# BRIEF
Return the records word for word. Any pictures in them are not part of the copy.

= = = = = = =

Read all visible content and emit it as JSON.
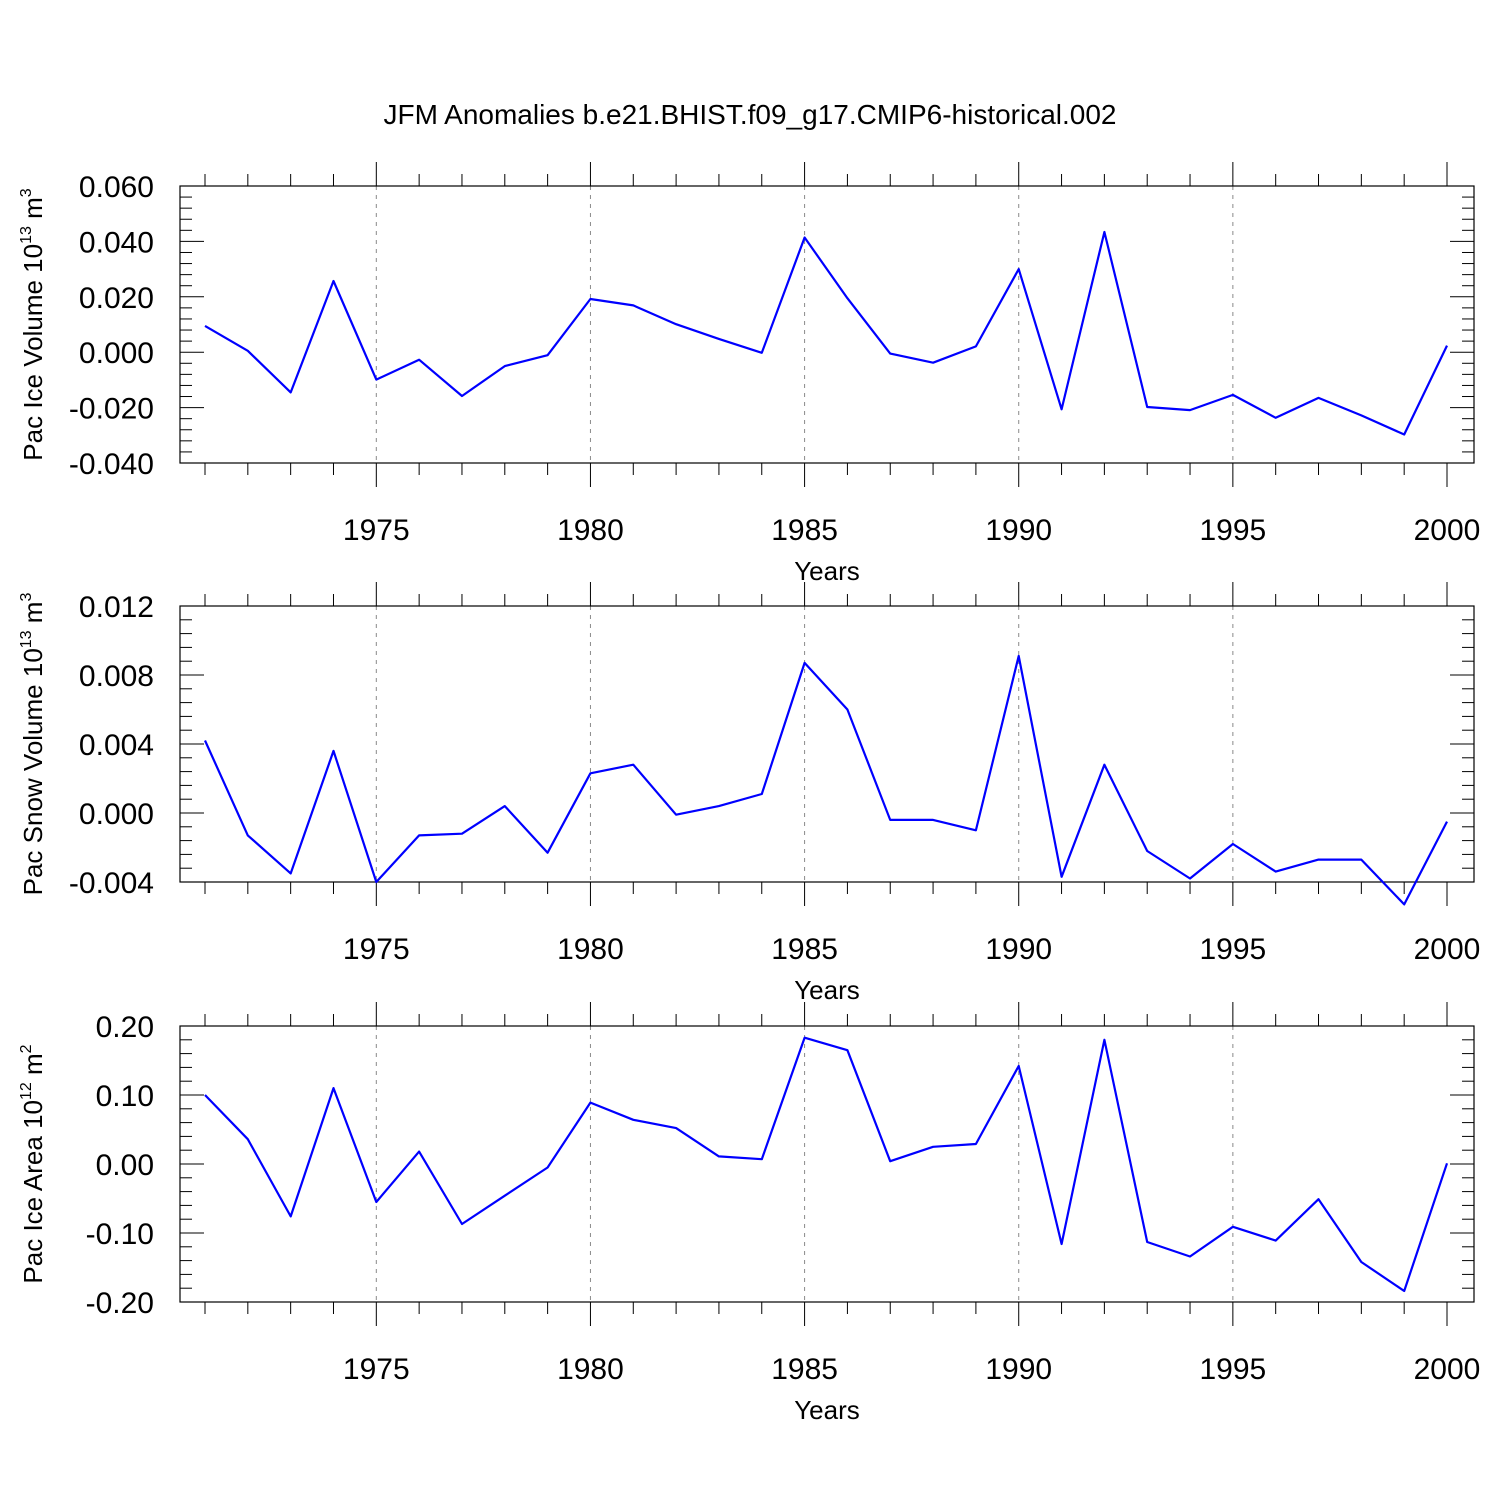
{
  "title": "JFM Anomalies b.e21.BHIST.f09_g17.CMIP6-historical.002",
  "colors": {
    "line": "#0000ff",
    "axis": "#000000",
    "grid": "#8a8a8a"
  },
  "chart_data": [
    {
      "type": "line",
      "ylabel_main": "Pac Ice Volume 10",
      "ylabel_exp": "13",
      "ylabel_unit": " m",
      "ylabel_unit_exp": "3",
      "xlabel": "Years",
      "xlim": [
        1971,
        2001
      ],
      "ylim": [
        -0.04,
        0.065
      ],
      "xticks": [
        1975,
        1980,
        1985,
        1990,
        1995,
        2000
      ],
      "xtick_labels": [
        "1975",
        "1980",
        "1985",
        "1990",
        "1995",
        "2000"
      ],
      "yticks": [
        -0.04,
        -0.02,
        0.0,
        0.02,
        0.04,
        0.06
      ],
      "ytick_labels": [
        "-0.040",
        "-0.020",
        "0.000",
        "0.020",
        "0.040",
        "0.060"
      ],
      "grid": "vertical dashed at labeled years",
      "x": [
        1971,
        1972,
        1973,
        1974,
        1975,
        1976,
        1977,
        1978,
        1979,
        1980,
        1981,
        1982,
        1983,
        1984,
        1985,
        1986,
        1987,
        1988,
        1989,
        1990,
        1991,
        1992,
        1993,
        1994,
        1995,
        1996,
        1997,
        1998,
        1999,
        2000
      ],
      "y": [
        0.0095,
        0.0005,
        -0.0145,
        0.0257,
        -0.0099,
        -0.0027,
        -0.0158,
        -0.005,
        -0.0011,
        0.0192,
        0.0169,
        0.0101,
        0.0048,
        -0.0002,
        0.0414,
        0.0195,
        -0.0005,
        -0.0038,
        0.0021,
        0.03,
        -0.0206,
        0.0434,
        -0.0198,
        -0.0209,
        -0.0154,
        -0.0237,
        -0.0165,
        -0.0228,
        -0.0297,
        0.0024
      ]
    },
    {
      "type": "line",
      "ylabel_main": "Pac Snow Volume 10",
      "ylabel_exp": "13",
      "ylabel_unit": " m",
      "ylabel_unit_exp": "3",
      "xlabel": "Years",
      "xlim": [
        1971,
        2001
      ],
      "ylim": [
        -0.006,
        0.013
      ],
      "xticks": [
        1975,
        1980,
        1985,
        1990,
        1995,
        2000
      ],
      "xtick_labels": [
        "1975",
        "1980",
        "1985",
        "1990",
        "1995",
        "2000"
      ],
      "yticks": [
        -0.004,
        0.0,
        0.004,
        0.008,
        0.012
      ],
      "ytick_labels": [
        "-0.004",
        "0.000",
        "0.004",
        "0.008",
        "0.012"
      ],
      "grid": "vertical dashed at labeled years",
      "x": [
        1971,
        1972,
        1973,
        1974,
        1975,
        1976,
        1977,
        1978,
        1979,
        1980,
        1981,
        1982,
        1983,
        1984,
        1985,
        1986,
        1987,
        1988,
        1989,
        1990,
        1991,
        1992,
        1993,
        1994,
        1995,
        1996,
        1997,
        1998,
        1999,
        2000
      ],
      "y": [
        0.0042,
        -0.0013,
        -0.0035,
        0.0036,
        -0.004,
        -0.0013,
        -0.0012,
        0.0004,
        -0.0023,
        0.0023,
        0.0028,
        -0.0001,
        0.0004,
        0.0011,
        0.0087,
        0.006,
        -0.0004,
        -0.0004,
        -0.001,
        0.0091,
        -0.0037,
        0.0028,
        -0.0022,
        -0.0038,
        -0.0018,
        -0.0034,
        -0.0027,
        -0.0027,
        -0.0053,
        -0.0005
      ]
    },
    {
      "type": "line",
      "ylabel_main": "Pac Ice Area 10",
      "ylabel_exp": "12",
      "ylabel_unit": " m",
      "ylabel_unit_exp": "2",
      "xlabel": "Years",
      "xlim": [
        1971,
        2001
      ],
      "ylim": [
        -0.2,
        0.2
      ],
      "xticks": [
        1975,
        1980,
        1985,
        1990,
        1995,
        2000
      ],
      "xtick_labels": [
        "1975",
        "1980",
        "1985",
        "1990",
        "1995",
        "2000"
      ],
      "yticks": [
        -0.2,
        -0.1,
        0.0,
        0.1,
        0.2
      ],
      "ytick_labels": [
        "-0.20",
        "-0.10",
        "0.00",
        "0.10",
        "0.20"
      ],
      "grid": "vertical dashed at labeled years",
      "x": [
        1971,
        1972,
        1973,
        1974,
        1975,
        1976,
        1977,
        1978,
        1979,
        1980,
        1981,
        1982,
        1983,
        1984,
        1985,
        1986,
        1987,
        1988,
        1989,
        1990,
        1991,
        1992,
        1993,
        1994,
        1995,
        1996,
        1997,
        1998,
        1999,
        2000
      ],
      "y": [
        0.1,
        0.036,
        -0.076,
        0.11,
        -0.055,
        0.018,
        -0.087,
        -0.046,
        -0.005,
        0.089,
        0.064,
        0.052,
        0.011,
        0.007,
        0.183,
        0.165,
        0.004,
        0.025,
        0.029,
        0.142,
        -0.116,
        0.18,
        -0.113,
        -0.134,
        -0.091,
        -0.111,
        -0.051,
        -0.142,
        -0.184,
        0.001
      ]
    }
  ]
}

= = = = = = =

# COMPLETED EXERCISE
Read all visible content and emit it as JSON.
{
  "title": "JFM Anomalies b.e21.BHIST.f09_g17.CMIP6-historical.002",
  "colors": {
    "line": "#0000ff",
    "axis": "#000000",
    "grid": "#8a8a8a"
  },
  "chart_data": [
    {
      "type": "line",
      "ylabel_main": "Pac Ice Volume 10",
      "ylabel_exp": "13",
      "ylabel_unit": " m",
      "ylabel_unit_exp": "3",
      "xlabel": "Years",
      "xlim": [
        1971,
        2001
      ],
      "ylim": [
        -0.04,
        0.065
      ],
      "xticks": [
        1975,
        1980,
        1985,
        1990,
        1995,
        2000
      ],
      "xtick_labels": [
        "1975",
        "1980",
        "1985",
        "1990",
        "1995",
        "2000"
      ],
      "yticks": [
        -0.04,
        -0.02,
        0.0,
        0.02,
        0.04,
        0.06
      ],
      "ytick_labels": [
        "-0.040",
        "-0.020",
        "0.000",
        "0.020",
        "0.040",
        "0.060"
      ],
      "grid": "vertical dashed at labeled years",
      "x": [
        1971,
        1972,
        1973,
        1974,
        1975,
        1976,
        1977,
        1978,
        1979,
        1980,
        1981,
        1982,
        1983,
        1984,
        1985,
        1986,
        1987,
        1988,
        1989,
        1990,
        1991,
        1992,
        1993,
        1994,
        1995,
        1996,
        1997,
        1998,
        1999,
        2000
      ],
      "y": [
        0.0095,
        0.0005,
        -0.0145,
        0.0257,
        -0.0099,
        -0.0027,
        -0.0158,
        -0.005,
        -0.0011,
        0.0192,
        0.0169,
        0.0101,
        0.0048,
        -0.0002,
        0.0414,
        0.0195,
        -0.0005,
        -0.0038,
        0.0021,
        0.03,
        -0.0206,
        0.0434,
        -0.0198,
        -0.0209,
        -0.0154,
        -0.0237,
        -0.0165,
        -0.0228,
        -0.0297,
        0.0024
      ]
    },
    {
      "type": "line",
      "ylabel_main": "Pac Snow Volume 10",
      "ylabel_exp": "13",
      "ylabel_unit": " m",
      "ylabel_unit_exp": "3",
      "xlabel": "Years",
      "xlim": [
        1971,
        2001
      ],
      "ylim": [
        -0.006,
        0.013
      ],
      "xticks": [
        1975,
        1980,
        1985,
        1990,
        1995,
        2000
      ],
      "xtick_labels": [
        "1975",
        "1980",
        "1985",
        "1990",
        "1995",
        "2000"
      ],
      "yticks": [
        -0.004,
        0.0,
        0.004,
        0.008,
        0.012
      ],
      "ytick_labels": [
        "-0.004",
        "0.000",
        "0.004",
        "0.008",
        "0.012"
      ],
      "grid": "vertical dashed at labeled years",
      "x": [
        1971,
        1972,
        1973,
        1974,
        1975,
        1976,
        1977,
        1978,
        1979,
        1980,
        1981,
        1982,
        1983,
        1984,
        1985,
        1986,
        1987,
        1988,
        1989,
        1990,
        1991,
        1992,
        1993,
        1994,
        1995,
        1996,
        1997,
        1998,
        1999,
        2000
      ],
      "y": [
        0.0042,
        -0.0013,
        -0.0035,
        0.0036,
        -0.004,
        -0.0013,
        -0.0012,
        0.0004,
        -0.0023,
        0.0023,
        0.0028,
        -0.0001,
        0.0004,
        0.0011,
        0.0087,
        0.006,
        -0.0004,
        -0.0004,
        -0.001,
        0.0091,
        -0.0037,
        0.0028,
        -0.0022,
        -0.0038,
        -0.0018,
        -0.0034,
        -0.0027,
        -0.0027,
        -0.0053,
        -0.0005
      ]
    },
    {
      "type": "line",
      "ylabel_main": "Pac Ice Area 10",
      "ylabel_exp": "12",
      "ylabel_unit": " m",
      "ylabel_unit_exp": "2",
      "xlabel": "Years",
      "xlim": [
        1971,
        2001
      ],
      "ylim": [
        -0.2,
        0.2
      ],
      "xticks": [
        1975,
        1980,
        1985,
        1990,
        1995,
        2000
      ],
      "xtick_labels": [
        "1975",
        "1980",
        "1985",
        "1990",
        "1995",
        "2000"
      ],
      "yticks": [
        -0.2,
        -0.1,
        0.0,
        0.1,
        0.2
      ],
      "ytick_labels": [
        "-0.20",
        "-0.10",
        "0.00",
        "0.10",
        "0.20"
      ],
      "grid": "vertical dashed at labeled years",
      "x": [
        1971,
        1972,
        1973,
        1974,
        1975,
        1976,
        1977,
        1978,
        1979,
        1980,
        1981,
        1982,
        1983,
        1984,
        1985,
        1986,
        1987,
        1988,
        1989,
        1990,
        1991,
        1992,
        1993,
        1994,
        1995,
        1996,
        1997,
        1998,
        1999,
        2000
      ],
      "y": [
        0.1,
        0.036,
        -0.076,
        0.11,
        -0.055,
        0.018,
        -0.087,
        -0.046,
        -0.005,
        0.089,
        0.064,
        0.052,
        0.011,
        0.007,
        0.183,
        0.165,
        0.004,
        0.025,
        0.029,
        0.142,
        -0.116,
        0.18,
        -0.113,
        -0.134,
        -0.091,
        -0.111,
        -0.051,
        -0.142,
        -0.184,
        0.001
      ]
    }
  ]
}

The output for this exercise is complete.